— START OF ENTRIES —

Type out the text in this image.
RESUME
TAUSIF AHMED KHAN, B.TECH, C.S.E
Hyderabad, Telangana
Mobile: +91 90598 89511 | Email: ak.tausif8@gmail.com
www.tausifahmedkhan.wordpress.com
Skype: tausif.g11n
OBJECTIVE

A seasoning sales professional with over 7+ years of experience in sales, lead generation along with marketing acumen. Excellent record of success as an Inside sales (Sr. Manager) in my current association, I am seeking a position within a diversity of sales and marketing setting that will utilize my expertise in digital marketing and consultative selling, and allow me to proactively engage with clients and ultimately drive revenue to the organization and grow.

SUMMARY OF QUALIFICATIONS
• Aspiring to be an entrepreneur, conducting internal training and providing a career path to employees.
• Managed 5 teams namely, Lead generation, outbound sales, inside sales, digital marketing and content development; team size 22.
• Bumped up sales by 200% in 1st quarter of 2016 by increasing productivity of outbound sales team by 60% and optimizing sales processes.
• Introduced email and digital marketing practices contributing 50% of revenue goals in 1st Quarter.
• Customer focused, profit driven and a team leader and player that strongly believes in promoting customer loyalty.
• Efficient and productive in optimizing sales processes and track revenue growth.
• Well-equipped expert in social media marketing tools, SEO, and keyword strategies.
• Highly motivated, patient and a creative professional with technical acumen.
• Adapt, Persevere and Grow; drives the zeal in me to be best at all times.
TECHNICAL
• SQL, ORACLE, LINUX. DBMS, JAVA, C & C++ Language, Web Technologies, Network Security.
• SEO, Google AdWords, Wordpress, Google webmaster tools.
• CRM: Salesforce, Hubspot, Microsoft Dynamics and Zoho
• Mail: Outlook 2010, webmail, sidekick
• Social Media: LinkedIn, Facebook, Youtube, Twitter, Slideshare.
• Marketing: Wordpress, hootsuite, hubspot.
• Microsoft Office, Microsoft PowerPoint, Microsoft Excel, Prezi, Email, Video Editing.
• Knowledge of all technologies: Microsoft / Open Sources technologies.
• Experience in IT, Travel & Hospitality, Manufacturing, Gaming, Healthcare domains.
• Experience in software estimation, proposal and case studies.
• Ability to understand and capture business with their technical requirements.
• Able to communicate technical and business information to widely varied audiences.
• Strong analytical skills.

— END OF ENTRIES —

## STATED TASK:
Copy all of the data exactly.

## RESPONSE BELOW:
Type out the text in this image.
RESUME
TAUSIF AHMED KHAN, B.TECH, C.S.E
Hyderabad, Telangana
Mobile: +91 90598 89511 | Email: ak.tausif8@gmail.com
www.tausifahmedkhan.wordpress.com
Skype: tausif.g11n
OBJECTIVE

A seasoning sales professional with over 7+ years of experience in sales, lead generation along with marketing acumen. Excellent record of success as an Inside sales (Sr. Manager) in my current association, I am seeking a position within a diversity of sales and marketing setting that will utilize my expertise in digital marketing and consultative selling, and allow me to proactively engage with clients and ultimately drive revenue to the organization and grow.

SUMMARY OF QUALIFICATIONS
• Aspiring to be an entrepreneur, conducting internal training and providing a career path to employees.
• Managed 5 teams namely, Lead generation, outbound sales, inside sales, digital marketing and content development; team size 22.
• Bumped up sales by 200% in 1st quarter of 2016 by increasing productivity of outbound sales team by 60% and optimizing sales processes.
• Introduced email and digital marketing practices contributing 50% of revenue goals in 1st Quarter.
• Customer focused, profit driven and a team leader and player that strongly believes in promoting customer loyalty.
• Efficient and productive in optimizing sales processes and track revenue growth.
• Well-equipped expert in social media marketing tools, SEO, and keyword strategies.
• Highly motivated, patient and a creative professional with technical acumen.
• Adapt, Persevere and Grow; drives the zeal in me to be best at all times.
TECHNICAL
• SQL, ORACLE, LINUX. DBMS, JAVA, C & C++ Language, Web Technologies, Network Security.
• SEO, Google AdWords, Wordpress, Google webmaster tools.
• CRM: Salesforce, Hubspot, Microsoft Dynamics and Zoho
• Mail: Outlook 2010, webmail, sidekick
• Social Media: LinkedIn, Facebook, Youtube, Twitter, Slideshare.
• Marketing: Wordpress, hootsuite, hubspot.
• Microsoft Office, Microsoft PowerPoint, Microsoft Excel, Prezi, Email, Video Editing.
• Knowledge of all technologies: Microsoft / Open Sources technologies.
• Experience in IT, Travel & Hospitality, Manufacturing, Gaming, Healthcare domains.
• Experience in software estimation, proposal and case studies.
• Ability to understand and capture business with their technical requirements.
• Able to communicate technical and business information to widely varied audiences.
• Strong analytical skills.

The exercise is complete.